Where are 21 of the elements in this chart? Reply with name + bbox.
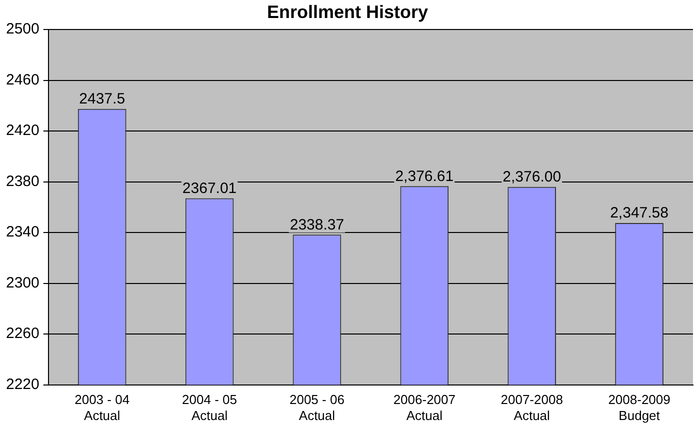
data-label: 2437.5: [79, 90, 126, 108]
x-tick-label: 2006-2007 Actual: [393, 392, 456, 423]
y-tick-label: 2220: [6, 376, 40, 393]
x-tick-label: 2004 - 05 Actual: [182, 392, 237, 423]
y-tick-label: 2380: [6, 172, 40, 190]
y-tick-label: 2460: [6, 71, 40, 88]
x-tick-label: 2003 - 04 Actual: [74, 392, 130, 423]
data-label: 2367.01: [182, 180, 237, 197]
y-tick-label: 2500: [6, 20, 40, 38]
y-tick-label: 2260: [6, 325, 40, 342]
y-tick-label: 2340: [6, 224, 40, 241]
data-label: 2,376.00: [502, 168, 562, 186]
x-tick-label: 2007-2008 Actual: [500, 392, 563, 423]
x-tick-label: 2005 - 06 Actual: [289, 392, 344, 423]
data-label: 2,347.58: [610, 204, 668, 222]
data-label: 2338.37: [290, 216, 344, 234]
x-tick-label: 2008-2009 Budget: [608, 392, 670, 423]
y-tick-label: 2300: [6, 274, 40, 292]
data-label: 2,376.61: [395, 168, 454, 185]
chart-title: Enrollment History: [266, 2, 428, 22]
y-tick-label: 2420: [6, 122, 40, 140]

□ □ □ □ □ □ □

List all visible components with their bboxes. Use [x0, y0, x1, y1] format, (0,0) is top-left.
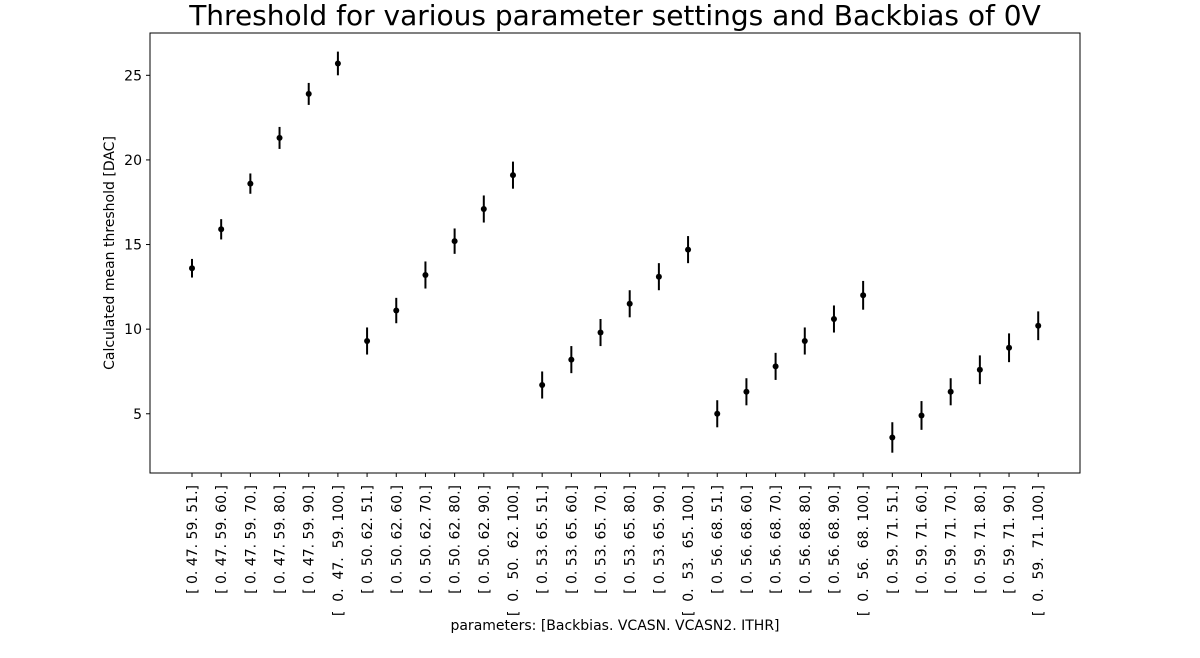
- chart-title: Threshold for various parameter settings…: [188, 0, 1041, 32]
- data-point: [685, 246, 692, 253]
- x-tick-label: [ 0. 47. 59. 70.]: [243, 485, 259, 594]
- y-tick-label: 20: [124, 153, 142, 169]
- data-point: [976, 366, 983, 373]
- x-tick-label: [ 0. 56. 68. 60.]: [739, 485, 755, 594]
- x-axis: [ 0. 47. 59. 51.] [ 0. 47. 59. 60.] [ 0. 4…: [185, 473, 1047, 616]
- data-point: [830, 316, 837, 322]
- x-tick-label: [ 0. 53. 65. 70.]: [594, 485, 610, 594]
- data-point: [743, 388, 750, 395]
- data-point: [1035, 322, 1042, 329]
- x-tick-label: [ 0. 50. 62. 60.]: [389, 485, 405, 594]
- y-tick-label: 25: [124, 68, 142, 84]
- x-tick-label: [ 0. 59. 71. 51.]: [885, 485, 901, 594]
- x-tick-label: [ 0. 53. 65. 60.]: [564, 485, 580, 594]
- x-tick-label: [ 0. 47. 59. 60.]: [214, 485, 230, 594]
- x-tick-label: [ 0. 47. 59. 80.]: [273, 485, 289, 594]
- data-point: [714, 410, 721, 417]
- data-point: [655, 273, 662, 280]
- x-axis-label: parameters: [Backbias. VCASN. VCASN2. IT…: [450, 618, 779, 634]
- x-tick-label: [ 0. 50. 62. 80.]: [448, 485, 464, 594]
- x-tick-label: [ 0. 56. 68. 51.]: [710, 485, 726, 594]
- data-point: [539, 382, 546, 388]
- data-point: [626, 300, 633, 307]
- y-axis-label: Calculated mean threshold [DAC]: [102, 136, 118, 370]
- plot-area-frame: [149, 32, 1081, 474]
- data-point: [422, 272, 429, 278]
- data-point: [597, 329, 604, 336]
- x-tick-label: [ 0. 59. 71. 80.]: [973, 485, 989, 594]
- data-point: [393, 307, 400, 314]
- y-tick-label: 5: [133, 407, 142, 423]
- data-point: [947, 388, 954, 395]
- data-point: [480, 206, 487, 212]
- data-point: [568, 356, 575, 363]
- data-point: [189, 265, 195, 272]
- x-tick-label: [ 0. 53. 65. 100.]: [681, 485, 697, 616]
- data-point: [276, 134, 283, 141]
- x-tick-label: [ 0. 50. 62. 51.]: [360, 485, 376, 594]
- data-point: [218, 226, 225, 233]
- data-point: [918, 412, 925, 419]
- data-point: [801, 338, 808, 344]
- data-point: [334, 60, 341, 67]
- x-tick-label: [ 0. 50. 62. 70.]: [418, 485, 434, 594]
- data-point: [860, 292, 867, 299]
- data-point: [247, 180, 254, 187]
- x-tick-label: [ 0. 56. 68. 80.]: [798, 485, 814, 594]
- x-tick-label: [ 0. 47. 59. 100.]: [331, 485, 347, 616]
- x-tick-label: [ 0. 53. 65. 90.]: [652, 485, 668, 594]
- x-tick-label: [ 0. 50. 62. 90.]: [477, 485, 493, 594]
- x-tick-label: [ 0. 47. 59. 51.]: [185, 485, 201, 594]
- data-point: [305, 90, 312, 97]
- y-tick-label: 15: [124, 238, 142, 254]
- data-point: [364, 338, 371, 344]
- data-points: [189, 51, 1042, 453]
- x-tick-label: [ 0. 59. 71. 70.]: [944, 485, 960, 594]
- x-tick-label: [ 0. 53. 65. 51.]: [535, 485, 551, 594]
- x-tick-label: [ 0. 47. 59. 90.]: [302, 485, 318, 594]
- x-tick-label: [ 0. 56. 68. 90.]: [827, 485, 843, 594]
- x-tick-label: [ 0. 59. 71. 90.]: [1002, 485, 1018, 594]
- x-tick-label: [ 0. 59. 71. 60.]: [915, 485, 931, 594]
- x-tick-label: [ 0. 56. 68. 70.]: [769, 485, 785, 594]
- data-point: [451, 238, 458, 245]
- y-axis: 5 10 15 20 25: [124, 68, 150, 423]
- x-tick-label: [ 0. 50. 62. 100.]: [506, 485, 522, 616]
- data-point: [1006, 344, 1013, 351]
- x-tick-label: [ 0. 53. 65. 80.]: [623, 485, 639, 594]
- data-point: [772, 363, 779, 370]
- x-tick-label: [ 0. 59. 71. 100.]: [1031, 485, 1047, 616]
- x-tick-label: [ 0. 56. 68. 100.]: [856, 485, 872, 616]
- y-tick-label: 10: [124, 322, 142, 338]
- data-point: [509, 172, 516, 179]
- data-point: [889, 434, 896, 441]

□ □ □ □ □ □ □

Reproduce verbatim the lines of the records above, beginning with the line that contains "data-label: 2437.5: [79, 90, 126, 108]" and continuing up to and including the line that contains "y-tick-label: 2500: [6, 20, 40, 38]".

data-label: 2437.5: [79, 90, 126, 108]
x-tick-label: 2006-2007 Actual: [393, 392, 456, 423]
y-tick-label: 2220: [6, 376, 40, 393]
x-tick-label: 2004 - 05 Actual: [182, 392, 237, 423]
y-tick-label: 2380: [6, 172, 40, 190]
y-tick-label: 2460: [6, 71, 40, 88]
x-tick-label: 2003 - 04 Actual: [74, 392, 130, 423]
data-label: 2367.01: [182, 180, 237, 197]
y-tick-label: 2500: [6, 20, 40, 38]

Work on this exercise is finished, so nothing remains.